begin DATA

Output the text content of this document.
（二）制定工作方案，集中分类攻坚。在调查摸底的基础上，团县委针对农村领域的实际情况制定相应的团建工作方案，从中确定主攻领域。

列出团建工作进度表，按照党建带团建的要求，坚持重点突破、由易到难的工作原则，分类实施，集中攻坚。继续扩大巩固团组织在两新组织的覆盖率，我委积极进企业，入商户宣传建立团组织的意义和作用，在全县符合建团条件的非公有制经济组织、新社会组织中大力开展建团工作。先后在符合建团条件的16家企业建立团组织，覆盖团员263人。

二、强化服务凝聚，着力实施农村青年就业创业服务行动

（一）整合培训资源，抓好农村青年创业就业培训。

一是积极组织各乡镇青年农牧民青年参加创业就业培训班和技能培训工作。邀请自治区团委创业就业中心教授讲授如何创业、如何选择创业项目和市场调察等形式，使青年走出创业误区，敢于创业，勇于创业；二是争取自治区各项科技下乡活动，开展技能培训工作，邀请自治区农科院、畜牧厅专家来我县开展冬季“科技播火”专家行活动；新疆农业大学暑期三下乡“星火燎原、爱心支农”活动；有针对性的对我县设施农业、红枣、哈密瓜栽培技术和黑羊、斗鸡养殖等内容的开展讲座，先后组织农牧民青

end DATA
begin DATA

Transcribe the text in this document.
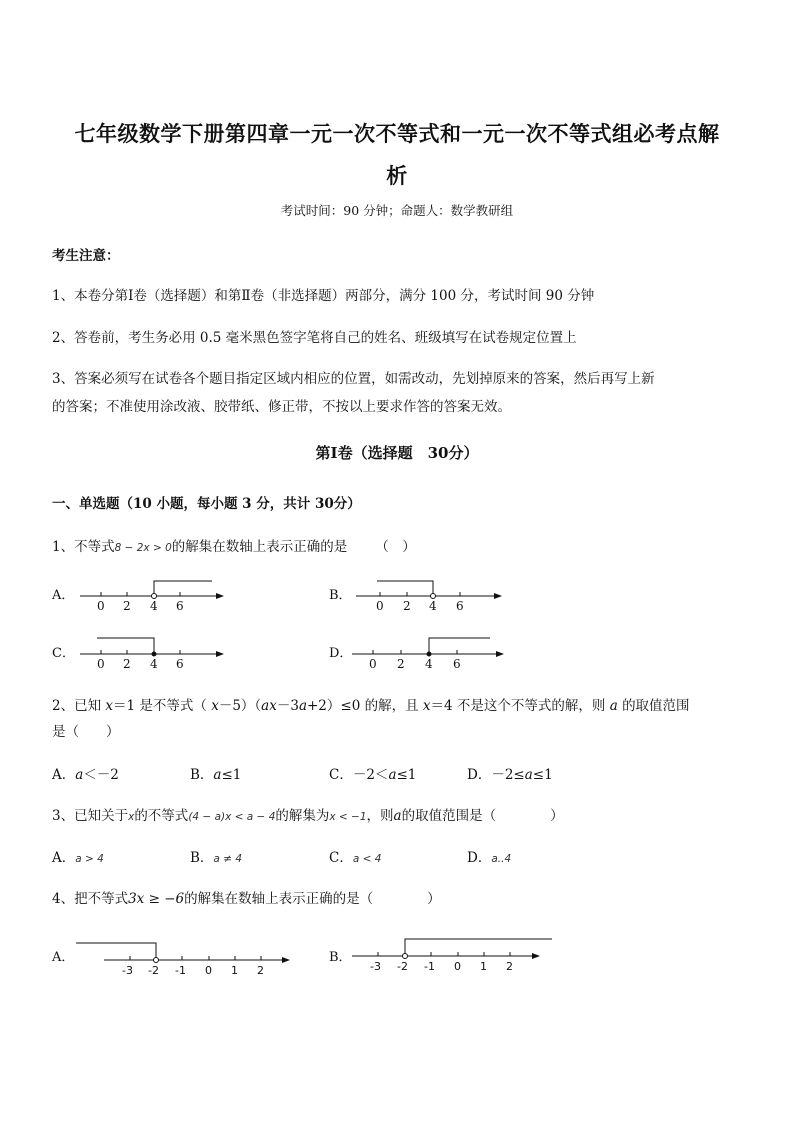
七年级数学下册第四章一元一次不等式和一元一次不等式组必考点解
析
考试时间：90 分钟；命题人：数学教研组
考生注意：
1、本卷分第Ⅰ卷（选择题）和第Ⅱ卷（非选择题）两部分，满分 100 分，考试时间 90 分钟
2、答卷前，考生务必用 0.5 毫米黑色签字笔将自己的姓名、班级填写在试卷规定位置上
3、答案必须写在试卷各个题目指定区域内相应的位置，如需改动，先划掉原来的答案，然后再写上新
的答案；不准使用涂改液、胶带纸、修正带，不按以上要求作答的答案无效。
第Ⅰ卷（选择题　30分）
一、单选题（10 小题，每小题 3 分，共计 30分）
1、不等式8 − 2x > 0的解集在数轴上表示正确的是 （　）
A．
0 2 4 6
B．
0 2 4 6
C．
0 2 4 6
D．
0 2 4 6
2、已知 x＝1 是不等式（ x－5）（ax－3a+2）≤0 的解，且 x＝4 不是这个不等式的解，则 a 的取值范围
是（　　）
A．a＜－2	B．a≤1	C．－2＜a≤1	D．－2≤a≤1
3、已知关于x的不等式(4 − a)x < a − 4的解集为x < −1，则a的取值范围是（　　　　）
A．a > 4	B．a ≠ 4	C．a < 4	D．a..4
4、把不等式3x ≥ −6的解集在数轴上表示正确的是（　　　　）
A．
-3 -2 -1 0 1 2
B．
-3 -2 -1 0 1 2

end DATA
begin DATA

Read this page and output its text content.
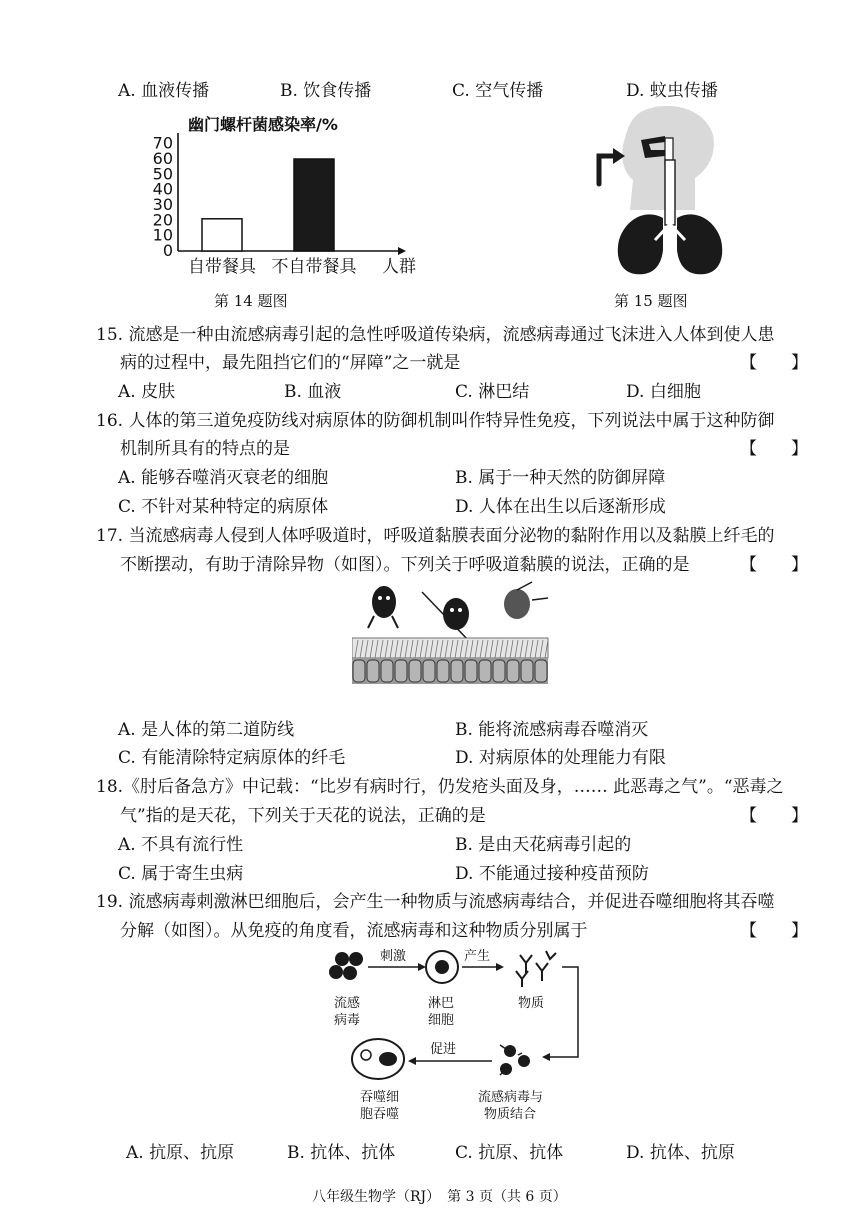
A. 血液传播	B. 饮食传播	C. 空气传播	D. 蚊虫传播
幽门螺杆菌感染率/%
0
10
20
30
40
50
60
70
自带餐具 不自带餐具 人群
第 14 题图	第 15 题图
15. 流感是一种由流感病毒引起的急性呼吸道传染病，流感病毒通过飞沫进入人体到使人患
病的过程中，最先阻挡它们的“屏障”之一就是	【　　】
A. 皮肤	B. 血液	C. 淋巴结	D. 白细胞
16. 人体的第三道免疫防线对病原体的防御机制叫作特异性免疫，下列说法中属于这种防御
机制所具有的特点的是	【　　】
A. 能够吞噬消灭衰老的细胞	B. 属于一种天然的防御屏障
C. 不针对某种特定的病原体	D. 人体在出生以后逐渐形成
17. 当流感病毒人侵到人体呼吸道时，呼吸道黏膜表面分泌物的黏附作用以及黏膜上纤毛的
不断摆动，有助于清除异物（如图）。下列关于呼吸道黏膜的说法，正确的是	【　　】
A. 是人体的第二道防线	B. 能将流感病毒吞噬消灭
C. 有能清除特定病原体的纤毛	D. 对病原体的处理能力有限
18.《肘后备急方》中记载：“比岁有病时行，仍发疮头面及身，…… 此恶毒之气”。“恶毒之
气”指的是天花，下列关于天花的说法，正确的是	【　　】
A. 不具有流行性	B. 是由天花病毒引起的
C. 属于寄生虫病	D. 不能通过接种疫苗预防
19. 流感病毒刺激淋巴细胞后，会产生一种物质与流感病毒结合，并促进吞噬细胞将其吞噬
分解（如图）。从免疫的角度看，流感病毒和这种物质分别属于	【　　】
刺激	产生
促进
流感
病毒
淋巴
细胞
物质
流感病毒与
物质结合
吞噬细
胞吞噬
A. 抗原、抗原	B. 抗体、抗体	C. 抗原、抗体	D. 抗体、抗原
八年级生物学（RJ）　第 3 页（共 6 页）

end DATA

OBJECTIVE -> Pick out and copy the lines of the material that include the word "text".

SOLUTION FOR THIS EXERCISE ->
Output the text content of this document.
Transcribe the text in this document.
Read this page and output its text content.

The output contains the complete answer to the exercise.